===== SELECTED EXTRACT

Identification effort crosses entire war zone

<snip>

The U.S. military is increasingly combating the Iraqi insurgency with a non-lethal yet effective weapon: identification. U.S. troops are creating a database with hundreds of thousands of records of Iraqi adult males, which they can use to conduct quick background checks and identify potential troublemakers.

"The biggest problem we have in Iraq is separating insurgents from the population," said Owen West, who served two Iraq tours as a Marine major and has advocated the use of biometric data to identify Iraqis. "Once you can identify someone, you can begin to crack the insurgent network as the police would crack a gang."

Fingerprints and iris scans — known as biometric data — form the foundation for reliable identification records. Iraqis are added to the database when they are determined to be insurgents, found near attack sites or detained. Other Iraqis have been scanned at their homes, their workplaces, or at checkpoints.

==========

#### DIRECTIONS
1. Copy out the records line for line, starting at their first line and ending at the line that contains "- table-row[interactable]: 10".
2. Take the article on U.S. troops identifying Iraqis with biometric data further, picking up after its last sentence.

===== MATERIAL FOR THIS TASK

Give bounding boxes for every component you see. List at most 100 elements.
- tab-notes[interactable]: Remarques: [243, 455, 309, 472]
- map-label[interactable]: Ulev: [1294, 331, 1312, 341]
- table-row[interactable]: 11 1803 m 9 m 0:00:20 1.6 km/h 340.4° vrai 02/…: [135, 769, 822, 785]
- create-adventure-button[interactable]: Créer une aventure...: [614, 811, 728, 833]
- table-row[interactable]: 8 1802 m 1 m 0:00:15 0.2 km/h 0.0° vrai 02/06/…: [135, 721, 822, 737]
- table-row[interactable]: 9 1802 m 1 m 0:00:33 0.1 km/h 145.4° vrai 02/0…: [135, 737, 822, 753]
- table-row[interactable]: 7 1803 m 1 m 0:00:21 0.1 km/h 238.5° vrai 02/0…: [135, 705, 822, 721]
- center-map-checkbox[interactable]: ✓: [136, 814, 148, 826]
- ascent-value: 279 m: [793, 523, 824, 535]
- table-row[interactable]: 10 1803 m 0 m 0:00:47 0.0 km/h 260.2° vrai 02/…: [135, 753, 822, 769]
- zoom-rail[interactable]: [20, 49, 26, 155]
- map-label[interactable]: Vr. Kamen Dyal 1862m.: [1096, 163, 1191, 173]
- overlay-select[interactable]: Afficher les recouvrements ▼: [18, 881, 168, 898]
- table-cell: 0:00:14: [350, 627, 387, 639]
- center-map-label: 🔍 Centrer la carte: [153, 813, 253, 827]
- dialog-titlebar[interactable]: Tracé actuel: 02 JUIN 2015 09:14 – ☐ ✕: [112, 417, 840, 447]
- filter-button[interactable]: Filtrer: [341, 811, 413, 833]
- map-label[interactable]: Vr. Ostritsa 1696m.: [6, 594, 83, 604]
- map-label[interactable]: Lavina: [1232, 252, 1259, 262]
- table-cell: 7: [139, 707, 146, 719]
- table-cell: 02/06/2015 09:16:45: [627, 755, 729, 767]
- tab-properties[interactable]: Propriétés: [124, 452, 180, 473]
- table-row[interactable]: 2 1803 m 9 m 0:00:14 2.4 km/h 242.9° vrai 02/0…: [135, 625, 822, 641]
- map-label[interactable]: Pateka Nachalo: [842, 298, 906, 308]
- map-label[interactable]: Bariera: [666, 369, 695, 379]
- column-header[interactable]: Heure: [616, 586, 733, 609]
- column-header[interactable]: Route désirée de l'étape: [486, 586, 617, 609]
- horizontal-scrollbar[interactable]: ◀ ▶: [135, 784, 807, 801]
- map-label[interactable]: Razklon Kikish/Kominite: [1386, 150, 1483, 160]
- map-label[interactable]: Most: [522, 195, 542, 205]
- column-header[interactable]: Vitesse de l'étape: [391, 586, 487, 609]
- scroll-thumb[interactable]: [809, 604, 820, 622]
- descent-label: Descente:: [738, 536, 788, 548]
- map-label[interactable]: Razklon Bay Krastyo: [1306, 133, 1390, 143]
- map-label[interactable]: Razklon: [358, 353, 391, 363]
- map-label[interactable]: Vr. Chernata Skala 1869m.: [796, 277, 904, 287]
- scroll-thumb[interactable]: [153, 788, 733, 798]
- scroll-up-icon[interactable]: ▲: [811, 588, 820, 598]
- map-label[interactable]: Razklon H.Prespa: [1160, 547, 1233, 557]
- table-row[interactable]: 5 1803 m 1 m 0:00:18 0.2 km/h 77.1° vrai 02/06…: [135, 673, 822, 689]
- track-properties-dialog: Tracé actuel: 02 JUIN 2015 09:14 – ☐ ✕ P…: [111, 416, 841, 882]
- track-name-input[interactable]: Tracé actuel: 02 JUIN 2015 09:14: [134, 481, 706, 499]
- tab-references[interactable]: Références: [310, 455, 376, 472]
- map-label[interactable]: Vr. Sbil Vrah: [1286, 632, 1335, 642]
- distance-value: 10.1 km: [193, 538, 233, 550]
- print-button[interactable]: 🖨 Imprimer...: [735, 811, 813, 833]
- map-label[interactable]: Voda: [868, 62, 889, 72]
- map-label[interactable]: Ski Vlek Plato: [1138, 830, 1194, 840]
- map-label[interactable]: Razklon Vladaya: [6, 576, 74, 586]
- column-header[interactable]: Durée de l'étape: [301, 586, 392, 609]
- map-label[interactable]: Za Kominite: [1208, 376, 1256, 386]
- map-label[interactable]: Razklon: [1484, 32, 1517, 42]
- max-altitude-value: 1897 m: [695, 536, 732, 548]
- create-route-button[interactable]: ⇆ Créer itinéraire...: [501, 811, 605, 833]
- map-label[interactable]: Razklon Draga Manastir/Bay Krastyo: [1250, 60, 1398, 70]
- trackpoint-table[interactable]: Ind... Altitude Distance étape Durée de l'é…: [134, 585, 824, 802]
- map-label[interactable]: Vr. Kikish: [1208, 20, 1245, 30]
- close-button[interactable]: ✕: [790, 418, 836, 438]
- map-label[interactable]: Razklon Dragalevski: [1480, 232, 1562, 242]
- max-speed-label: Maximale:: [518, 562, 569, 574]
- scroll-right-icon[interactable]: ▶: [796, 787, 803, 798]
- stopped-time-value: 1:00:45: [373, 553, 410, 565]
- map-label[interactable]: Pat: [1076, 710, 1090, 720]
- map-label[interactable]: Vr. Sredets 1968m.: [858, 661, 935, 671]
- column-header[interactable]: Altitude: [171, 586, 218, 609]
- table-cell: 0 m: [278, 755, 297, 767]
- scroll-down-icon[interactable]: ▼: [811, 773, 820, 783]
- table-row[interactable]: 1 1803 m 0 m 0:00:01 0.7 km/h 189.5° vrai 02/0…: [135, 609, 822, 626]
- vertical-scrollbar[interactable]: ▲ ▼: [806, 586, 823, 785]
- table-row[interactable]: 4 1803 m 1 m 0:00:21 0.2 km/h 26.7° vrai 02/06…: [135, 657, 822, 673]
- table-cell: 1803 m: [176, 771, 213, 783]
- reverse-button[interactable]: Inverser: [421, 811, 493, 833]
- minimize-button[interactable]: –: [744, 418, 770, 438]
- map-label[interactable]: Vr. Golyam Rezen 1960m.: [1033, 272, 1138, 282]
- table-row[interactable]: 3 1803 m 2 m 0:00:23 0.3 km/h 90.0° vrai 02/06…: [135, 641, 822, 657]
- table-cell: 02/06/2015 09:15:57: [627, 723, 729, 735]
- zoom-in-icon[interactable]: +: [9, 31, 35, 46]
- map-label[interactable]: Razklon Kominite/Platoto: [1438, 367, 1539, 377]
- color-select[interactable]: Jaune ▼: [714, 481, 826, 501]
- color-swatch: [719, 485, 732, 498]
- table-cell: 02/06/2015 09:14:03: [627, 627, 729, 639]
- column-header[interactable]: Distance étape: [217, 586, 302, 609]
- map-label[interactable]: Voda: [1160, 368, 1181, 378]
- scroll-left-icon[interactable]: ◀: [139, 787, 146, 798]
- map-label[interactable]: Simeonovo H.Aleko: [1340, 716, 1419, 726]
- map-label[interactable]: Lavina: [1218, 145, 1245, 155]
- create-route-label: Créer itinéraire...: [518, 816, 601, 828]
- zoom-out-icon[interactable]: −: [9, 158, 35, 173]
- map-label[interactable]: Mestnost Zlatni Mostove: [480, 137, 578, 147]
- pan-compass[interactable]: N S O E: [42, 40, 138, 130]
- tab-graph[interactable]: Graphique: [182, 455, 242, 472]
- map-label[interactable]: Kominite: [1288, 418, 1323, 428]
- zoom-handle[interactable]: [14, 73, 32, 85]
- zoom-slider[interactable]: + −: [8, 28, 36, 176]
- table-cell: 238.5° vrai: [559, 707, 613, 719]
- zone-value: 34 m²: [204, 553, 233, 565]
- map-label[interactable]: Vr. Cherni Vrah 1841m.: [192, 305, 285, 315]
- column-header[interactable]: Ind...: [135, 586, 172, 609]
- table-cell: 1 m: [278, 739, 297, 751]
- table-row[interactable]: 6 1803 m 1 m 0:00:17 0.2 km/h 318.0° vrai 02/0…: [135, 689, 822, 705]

==========

#### ANSWERS TO THE TASKS
1.
Give bounding boxes for every component you see. List at most 100 elements.
- tab-notes[interactable]: Remarques: [243, 455, 309, 472]
- map-label[interactable]: Ulev: [1294, 331, 1312, 341]
- table-row[interactable]: 11 1803 m 9 m 0:00:20 1.6 km/h 340.4° vrai 02/…: [135, 769, 822, 785]
- create-adventure-button[interactable]: Créer une aventure...: [614, 811, 728, 833]
- table-row[interactable]: 8 1802 m 1 m 0:00:15 0.2 km/h 0.0° vrai 02/06/…: [135, 721, 822, 737]
- table-row[interactable]: 9 1802 m 1 m 0:00:33 0.1 km/h 145.4° vrai 02/0…: [135, 737, 822, 753]
- table-row[interactable]: 7 1803 m 1 m 0:00:21 0.1 km/h 238.5° vrai 02/0…: [135, 705, 822, 721]
- center-map-checkbox[interactable]: ✓: [136, 814, 148, 826]
- ascent-value: 279 m: [793, 523, 824, 535]
- table-row[interactable]: 10 1803 m 0 m 0:00:47 0.0 km/h 260.2° vrai 02/…: [135, 753, 822, 769]

2.
Iraq has no other reliable government-issued identification system. Many Iraqis carry fake IDs with last names that suggest a sectarian background other than their own — a method of survival in a country where violence between Sunnis and Shiites has killed thousands since the war began.

***

The effort mirrors tactics used by U.S. police to identify gang members, Musa said.

The military also has taken biometric records to do background checks of Iraqis working at U.S. bases and of most of the 350,000 Iraqi police and soldiers.

"It started with base access, but then the military began to awaken to the idea that there are a lot of other things you can do, especially if you encounter individuals who commit crimes," said John Young, Pentagon director of defense research and engineering.

***

Congress allocated $360 million in May to improve connections so troops have "near-real-time capability to positively identify" Iraqis on the street, said Maka, the Pentagon spokesman. The money also will improve collection of fingerprints taken from attack sites.

The effort to identify law-abiding Iraqis has accelerated since March, when Baghdad-area soldiers began building on a Marine effort that started in 2004 in Anbar province, which was a hotbed for the Sunni insurgency.

In Anbar province, Marines have taken biometrics of hundreds of thousands of males between ages 16 and 65, given them ID cards and set up checkpoints around cities such as Fallujah. People without cards faced tougher checkpoint screening, Marine Lt. Col. Jeff Smitherman said. Recently, the Fallujah government has barred any non-resident from entering.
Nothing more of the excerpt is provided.